▸ EXCERPT
▬▬▬▬▬▬

Symantec Access Management

 View Only
  • 1.  WebAGent Background workings

    Posted Aug 31, 2015 06:56 PM

    Web Agent Processing Clarification:

     

     

    Hello all, We have been getting some errors in our Production where a user gets internal server error. Firewall is dropping connectins saying 'Out Of State'.. FW idle time out is 30 mins where as Policy server idle timeout is 10 mins. It happens only intermittently.

    Policy Server is well under max sockets used, and it does nt show any errors related. I am using Apache 2.4 on RHEL 6.

     

     

    My strong feeling is , the connection at the firewall is not terminated graciously, web agent is not informed about this termination, and when tries to use the same connection, it might throw errors similar to what I am seeing. But how is it working in subsequent requests.Does this process immediately opens another socket and connection to firewall?

    Sometimes , a PID has 20 of these errors continuously with different thread IDs, and eventually it will start working fine. I have TLI logging enabled but I dont  see tli logs geneated  for many PIDs.

     

     

    Any ideas on why this would/might happen? What is the best way to troubleshoot? It happens to all function calls such as 'Sm_AgentApi_IsProtectedEx' 'Sm_AgentApi_IsAuthenticated'  'Sm_AgentApi_IsAuthorized ' etc..

     

     

    Can someone explain back ground of work of how WebAgent/LLAWP interacts with OS to create sockets to communicate with Policy Server using TCP Connection through Firewall? I want to know where are all we can enable some tracing and validation.

▬▬▬▬▬▬

▸ WORK TASK 1
According to the forum post about the Web Agent, what is the firewall's idle timeout?
▸ WORK TASK 2
Reproduce the forum post word for word, everything from "Web Agent Processing" down to "2.4 on RHEL 6.".

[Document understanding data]

▬▬▬▬▬▬

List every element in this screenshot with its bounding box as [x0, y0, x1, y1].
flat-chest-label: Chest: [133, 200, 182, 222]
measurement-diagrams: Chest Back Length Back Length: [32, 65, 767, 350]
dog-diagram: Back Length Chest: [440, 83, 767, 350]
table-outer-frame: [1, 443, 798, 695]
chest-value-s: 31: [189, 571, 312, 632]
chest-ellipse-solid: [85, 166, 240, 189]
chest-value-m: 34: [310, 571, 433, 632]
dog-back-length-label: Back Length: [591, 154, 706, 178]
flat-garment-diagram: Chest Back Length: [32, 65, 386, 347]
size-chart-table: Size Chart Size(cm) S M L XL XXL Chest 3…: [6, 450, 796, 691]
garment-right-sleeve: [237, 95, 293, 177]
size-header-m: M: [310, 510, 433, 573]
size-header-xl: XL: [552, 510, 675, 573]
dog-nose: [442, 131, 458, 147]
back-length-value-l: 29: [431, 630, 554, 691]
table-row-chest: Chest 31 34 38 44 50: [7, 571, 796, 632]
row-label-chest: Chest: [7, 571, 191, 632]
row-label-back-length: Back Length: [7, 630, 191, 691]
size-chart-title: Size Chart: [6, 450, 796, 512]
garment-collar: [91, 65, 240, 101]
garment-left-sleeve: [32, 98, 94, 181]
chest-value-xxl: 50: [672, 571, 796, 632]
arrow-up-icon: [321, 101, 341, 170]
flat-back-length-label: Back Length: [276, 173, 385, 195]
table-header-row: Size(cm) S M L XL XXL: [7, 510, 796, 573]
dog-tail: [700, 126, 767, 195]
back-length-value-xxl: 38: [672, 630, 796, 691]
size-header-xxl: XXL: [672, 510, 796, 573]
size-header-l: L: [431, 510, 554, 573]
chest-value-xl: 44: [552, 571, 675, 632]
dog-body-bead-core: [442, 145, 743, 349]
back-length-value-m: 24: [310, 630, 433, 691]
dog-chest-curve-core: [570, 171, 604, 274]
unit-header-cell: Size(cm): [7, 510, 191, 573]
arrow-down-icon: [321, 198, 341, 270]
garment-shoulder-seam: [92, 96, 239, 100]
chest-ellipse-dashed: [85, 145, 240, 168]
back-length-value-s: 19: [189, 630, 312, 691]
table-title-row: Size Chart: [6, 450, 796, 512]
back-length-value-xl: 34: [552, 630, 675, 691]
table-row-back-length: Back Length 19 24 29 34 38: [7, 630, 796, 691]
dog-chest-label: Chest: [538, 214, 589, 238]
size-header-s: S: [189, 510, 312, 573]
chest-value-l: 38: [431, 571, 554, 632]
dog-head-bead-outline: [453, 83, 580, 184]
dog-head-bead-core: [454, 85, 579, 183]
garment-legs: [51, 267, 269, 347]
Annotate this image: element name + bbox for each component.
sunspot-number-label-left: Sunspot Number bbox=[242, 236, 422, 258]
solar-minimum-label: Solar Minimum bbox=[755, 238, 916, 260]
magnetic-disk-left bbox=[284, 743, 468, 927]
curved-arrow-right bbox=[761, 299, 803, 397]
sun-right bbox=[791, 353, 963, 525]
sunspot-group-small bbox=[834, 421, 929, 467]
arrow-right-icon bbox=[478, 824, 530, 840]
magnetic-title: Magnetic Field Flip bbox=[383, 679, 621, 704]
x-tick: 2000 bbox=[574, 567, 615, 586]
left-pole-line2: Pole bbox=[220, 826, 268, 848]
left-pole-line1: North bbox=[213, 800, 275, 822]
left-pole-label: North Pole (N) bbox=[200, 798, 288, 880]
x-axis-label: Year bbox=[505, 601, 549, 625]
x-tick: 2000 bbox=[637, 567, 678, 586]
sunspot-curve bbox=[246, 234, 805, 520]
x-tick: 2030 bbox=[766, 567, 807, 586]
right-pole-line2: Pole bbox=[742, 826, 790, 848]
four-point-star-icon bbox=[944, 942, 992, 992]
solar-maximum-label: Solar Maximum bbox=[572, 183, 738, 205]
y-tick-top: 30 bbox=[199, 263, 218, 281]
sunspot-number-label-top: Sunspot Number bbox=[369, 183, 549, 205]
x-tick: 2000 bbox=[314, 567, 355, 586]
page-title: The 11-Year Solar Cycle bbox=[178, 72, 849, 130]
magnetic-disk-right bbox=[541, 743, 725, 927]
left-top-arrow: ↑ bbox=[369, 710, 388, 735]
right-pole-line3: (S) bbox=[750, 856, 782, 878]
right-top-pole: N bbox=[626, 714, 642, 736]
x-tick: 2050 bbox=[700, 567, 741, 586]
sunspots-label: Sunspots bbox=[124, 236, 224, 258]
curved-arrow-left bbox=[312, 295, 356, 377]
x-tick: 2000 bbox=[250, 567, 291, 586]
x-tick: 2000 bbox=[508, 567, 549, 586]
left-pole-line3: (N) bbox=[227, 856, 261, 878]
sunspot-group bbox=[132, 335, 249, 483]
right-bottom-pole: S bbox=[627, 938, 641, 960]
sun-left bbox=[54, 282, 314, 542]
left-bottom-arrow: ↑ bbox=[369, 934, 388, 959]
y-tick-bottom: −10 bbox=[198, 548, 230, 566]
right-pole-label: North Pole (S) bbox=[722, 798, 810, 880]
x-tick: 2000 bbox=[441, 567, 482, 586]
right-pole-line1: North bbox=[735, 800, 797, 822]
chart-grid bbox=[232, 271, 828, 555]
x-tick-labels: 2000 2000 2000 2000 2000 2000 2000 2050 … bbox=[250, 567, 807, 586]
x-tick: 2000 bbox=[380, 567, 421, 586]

▬▬▬▬▬▬

▸ TASK SOLUTION 1
The firewall's idle timeout is 30 minutes.

▸ TASK SOLUTION 2
Web Agent Processing Clarification:

     

     

    Hello all, We have been getting some errors in our Production where a user gets internal server error. Firewall is dropping connectins saying 'Out Of State'.. FW idle time out is 30 mins where as Policy server idle timeout is 10 mins. It happens only intermittently.

    Policy Server is well under max sockets used, and it does nt show any errors related. I am using Apache 2.4 on RHEL 6.